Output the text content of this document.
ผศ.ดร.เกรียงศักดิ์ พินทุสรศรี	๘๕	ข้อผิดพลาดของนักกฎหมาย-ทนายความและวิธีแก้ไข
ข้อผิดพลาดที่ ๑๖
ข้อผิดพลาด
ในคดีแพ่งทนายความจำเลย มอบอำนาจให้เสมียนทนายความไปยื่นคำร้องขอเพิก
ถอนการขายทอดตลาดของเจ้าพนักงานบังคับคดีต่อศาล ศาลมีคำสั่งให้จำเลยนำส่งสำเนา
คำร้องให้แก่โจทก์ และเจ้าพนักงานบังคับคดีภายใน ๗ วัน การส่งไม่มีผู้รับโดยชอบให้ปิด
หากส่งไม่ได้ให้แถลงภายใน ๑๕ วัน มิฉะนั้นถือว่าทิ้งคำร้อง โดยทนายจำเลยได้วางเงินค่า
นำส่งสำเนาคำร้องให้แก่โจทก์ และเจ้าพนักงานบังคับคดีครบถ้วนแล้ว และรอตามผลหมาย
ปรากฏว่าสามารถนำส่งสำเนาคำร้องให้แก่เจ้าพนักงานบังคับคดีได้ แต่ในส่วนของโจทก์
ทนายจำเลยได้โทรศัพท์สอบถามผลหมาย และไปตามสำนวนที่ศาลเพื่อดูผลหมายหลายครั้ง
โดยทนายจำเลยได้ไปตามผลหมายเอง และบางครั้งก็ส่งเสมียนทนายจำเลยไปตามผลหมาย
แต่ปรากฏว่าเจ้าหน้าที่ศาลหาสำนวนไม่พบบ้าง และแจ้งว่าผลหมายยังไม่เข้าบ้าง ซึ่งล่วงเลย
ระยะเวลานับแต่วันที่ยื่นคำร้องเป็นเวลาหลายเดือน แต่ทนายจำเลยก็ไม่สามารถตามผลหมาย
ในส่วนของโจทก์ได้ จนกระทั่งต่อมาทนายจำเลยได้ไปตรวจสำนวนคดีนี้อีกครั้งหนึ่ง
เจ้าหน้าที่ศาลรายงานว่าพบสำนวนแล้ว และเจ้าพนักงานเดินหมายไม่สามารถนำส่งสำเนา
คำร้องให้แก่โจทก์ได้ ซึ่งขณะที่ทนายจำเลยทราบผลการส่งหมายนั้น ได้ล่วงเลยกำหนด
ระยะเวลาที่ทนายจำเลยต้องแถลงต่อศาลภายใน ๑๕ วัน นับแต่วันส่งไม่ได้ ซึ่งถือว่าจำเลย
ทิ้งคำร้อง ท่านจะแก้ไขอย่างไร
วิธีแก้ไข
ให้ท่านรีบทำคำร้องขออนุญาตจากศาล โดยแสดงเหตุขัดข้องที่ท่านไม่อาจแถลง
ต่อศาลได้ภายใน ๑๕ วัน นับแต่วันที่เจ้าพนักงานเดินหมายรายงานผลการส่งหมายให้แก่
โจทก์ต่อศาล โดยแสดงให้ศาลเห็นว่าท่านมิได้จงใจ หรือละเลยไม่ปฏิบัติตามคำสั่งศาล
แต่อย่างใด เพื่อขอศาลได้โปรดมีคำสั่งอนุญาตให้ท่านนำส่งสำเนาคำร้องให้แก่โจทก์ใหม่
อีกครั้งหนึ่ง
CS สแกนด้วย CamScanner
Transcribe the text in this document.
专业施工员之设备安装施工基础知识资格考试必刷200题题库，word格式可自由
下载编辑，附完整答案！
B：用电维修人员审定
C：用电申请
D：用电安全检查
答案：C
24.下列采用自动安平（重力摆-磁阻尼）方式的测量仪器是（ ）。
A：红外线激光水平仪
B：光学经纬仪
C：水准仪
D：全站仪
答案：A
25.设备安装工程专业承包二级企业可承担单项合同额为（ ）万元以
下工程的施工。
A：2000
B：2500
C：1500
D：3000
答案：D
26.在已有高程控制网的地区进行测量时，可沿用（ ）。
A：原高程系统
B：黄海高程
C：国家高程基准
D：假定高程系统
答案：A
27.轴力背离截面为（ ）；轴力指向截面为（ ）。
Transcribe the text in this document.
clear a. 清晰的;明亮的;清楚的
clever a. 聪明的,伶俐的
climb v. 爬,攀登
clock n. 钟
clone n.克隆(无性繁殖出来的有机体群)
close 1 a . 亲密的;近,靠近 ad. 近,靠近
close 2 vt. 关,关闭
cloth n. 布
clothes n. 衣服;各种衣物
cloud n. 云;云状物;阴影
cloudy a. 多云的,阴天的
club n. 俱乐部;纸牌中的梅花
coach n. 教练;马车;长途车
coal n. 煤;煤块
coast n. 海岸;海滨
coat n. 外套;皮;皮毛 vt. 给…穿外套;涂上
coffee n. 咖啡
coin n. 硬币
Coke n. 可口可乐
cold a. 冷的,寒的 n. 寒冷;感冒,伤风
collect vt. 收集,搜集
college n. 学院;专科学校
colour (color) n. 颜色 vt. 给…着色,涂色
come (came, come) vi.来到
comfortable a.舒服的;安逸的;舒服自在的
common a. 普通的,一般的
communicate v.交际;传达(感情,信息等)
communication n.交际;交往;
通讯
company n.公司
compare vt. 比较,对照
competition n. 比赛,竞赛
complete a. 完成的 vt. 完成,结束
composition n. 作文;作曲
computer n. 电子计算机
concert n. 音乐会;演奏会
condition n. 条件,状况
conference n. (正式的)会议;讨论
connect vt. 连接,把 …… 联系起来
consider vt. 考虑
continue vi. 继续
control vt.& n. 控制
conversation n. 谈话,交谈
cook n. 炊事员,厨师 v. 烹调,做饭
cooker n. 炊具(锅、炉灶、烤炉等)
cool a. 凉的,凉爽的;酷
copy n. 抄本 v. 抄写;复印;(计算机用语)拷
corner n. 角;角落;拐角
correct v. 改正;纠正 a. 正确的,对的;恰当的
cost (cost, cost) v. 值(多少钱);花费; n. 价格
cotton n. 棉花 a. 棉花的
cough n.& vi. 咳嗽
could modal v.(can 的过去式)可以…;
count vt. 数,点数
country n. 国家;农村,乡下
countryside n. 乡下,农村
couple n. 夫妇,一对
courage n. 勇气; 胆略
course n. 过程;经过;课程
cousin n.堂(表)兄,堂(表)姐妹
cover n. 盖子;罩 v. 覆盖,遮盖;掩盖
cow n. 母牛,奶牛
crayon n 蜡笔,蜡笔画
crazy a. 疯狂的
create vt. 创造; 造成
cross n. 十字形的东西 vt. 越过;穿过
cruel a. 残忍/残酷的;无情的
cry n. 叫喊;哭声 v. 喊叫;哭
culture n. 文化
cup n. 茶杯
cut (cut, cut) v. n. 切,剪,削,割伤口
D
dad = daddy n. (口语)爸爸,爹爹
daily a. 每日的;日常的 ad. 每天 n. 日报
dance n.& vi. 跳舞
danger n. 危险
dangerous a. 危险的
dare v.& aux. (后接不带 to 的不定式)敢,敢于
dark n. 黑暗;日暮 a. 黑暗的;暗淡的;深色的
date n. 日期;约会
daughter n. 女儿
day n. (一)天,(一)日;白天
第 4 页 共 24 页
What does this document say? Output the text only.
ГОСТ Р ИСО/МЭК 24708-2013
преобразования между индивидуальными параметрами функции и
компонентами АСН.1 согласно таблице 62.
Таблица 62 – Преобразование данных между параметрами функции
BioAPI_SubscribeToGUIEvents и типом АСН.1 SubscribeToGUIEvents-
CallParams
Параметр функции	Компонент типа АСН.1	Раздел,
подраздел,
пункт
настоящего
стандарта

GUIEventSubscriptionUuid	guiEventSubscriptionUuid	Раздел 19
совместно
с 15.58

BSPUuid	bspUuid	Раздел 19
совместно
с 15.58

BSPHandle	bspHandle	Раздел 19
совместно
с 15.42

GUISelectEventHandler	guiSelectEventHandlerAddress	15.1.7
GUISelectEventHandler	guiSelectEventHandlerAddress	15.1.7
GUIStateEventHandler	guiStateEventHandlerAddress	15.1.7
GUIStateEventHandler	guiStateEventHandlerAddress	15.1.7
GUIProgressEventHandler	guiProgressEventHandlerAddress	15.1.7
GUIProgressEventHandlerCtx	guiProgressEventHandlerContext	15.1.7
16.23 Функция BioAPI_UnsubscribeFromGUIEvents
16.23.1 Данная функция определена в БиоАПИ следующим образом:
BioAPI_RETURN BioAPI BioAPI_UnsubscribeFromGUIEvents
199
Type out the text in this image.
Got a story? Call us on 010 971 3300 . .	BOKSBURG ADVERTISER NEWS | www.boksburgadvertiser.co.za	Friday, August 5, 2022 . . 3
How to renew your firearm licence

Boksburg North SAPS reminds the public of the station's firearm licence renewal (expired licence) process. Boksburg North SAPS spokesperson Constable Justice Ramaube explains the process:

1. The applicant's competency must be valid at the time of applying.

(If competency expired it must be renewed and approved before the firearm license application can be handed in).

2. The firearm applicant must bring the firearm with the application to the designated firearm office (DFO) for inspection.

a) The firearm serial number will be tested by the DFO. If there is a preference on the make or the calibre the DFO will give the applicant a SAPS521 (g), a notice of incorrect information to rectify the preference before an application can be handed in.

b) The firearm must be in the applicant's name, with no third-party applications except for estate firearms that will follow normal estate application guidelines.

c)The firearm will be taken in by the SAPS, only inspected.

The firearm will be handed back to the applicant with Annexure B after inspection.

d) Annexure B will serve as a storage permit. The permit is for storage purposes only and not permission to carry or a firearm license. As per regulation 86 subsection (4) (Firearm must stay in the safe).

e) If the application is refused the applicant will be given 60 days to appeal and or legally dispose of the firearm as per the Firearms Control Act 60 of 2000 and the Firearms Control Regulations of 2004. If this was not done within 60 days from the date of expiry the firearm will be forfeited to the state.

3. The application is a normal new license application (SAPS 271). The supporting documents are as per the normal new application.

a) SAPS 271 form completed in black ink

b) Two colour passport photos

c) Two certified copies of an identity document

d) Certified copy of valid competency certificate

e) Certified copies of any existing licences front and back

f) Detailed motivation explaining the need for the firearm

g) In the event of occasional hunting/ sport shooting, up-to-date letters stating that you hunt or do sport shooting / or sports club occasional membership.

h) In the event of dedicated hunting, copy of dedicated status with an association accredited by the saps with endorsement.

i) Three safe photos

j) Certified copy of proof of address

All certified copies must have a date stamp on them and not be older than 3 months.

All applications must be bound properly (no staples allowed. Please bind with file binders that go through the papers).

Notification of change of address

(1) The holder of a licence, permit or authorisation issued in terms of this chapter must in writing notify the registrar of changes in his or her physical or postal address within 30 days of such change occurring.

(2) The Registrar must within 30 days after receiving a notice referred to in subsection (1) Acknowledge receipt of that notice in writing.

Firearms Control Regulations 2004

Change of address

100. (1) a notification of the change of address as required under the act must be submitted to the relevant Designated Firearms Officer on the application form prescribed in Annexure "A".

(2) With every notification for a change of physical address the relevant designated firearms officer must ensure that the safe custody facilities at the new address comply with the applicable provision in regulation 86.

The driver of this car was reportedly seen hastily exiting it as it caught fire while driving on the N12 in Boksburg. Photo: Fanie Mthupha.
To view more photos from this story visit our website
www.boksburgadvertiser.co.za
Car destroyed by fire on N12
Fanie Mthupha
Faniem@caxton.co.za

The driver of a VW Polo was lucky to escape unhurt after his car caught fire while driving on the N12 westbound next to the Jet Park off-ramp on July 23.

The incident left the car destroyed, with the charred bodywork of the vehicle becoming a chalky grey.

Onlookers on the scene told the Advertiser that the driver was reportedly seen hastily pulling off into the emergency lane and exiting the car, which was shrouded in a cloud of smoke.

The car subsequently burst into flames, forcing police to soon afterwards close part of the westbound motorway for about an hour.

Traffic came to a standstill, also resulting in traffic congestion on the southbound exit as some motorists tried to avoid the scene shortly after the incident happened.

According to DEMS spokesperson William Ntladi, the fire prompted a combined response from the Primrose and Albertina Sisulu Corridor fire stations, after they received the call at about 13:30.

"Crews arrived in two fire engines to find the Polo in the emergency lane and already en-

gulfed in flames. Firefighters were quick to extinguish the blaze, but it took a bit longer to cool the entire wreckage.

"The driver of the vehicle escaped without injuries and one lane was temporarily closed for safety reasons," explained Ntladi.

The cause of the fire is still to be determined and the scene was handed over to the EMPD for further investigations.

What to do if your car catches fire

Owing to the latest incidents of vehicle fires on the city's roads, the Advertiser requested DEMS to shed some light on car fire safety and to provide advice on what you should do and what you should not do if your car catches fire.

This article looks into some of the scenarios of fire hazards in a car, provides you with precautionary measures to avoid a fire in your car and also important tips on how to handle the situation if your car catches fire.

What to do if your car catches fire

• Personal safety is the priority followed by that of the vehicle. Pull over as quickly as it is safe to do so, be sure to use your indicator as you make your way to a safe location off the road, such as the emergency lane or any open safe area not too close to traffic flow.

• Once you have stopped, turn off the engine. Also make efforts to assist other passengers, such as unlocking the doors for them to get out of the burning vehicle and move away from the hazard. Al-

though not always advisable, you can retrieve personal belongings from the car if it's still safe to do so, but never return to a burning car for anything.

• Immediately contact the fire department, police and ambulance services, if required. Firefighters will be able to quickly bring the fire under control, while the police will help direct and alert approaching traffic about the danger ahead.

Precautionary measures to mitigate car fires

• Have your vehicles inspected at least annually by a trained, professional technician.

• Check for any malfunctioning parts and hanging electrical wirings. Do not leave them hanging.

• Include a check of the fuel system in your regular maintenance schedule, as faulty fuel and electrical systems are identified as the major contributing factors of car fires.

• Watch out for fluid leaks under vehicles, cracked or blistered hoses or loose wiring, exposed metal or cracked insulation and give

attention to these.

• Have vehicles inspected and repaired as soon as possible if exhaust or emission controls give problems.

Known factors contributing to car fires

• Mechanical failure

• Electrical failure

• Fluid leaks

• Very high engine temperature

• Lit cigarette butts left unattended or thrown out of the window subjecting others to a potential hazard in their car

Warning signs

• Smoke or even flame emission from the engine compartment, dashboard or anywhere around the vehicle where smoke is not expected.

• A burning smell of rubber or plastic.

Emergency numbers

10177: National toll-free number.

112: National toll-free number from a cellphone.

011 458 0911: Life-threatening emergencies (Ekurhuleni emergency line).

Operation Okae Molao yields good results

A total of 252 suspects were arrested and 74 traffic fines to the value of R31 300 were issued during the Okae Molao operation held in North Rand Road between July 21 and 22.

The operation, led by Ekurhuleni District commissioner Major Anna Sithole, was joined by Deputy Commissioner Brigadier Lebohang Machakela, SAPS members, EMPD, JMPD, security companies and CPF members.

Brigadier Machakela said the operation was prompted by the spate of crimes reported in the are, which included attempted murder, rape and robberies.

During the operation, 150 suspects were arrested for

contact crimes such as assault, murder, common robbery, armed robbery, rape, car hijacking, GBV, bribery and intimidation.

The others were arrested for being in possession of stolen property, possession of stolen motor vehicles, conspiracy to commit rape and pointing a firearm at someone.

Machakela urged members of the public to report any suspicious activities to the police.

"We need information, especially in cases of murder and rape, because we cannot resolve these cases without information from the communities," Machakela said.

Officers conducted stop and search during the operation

****************************************

* Written problem *
Filter out all lines lacking the word "normal" and copy the rest.

* Result of the task *
b) The firearm must be in the applicant's name, with no third-party applications except for estate firearms that will follow normal estate application guidelines.
3. The application is a normal new license application (SAPS 271). The supporting documents are as per the normal new application.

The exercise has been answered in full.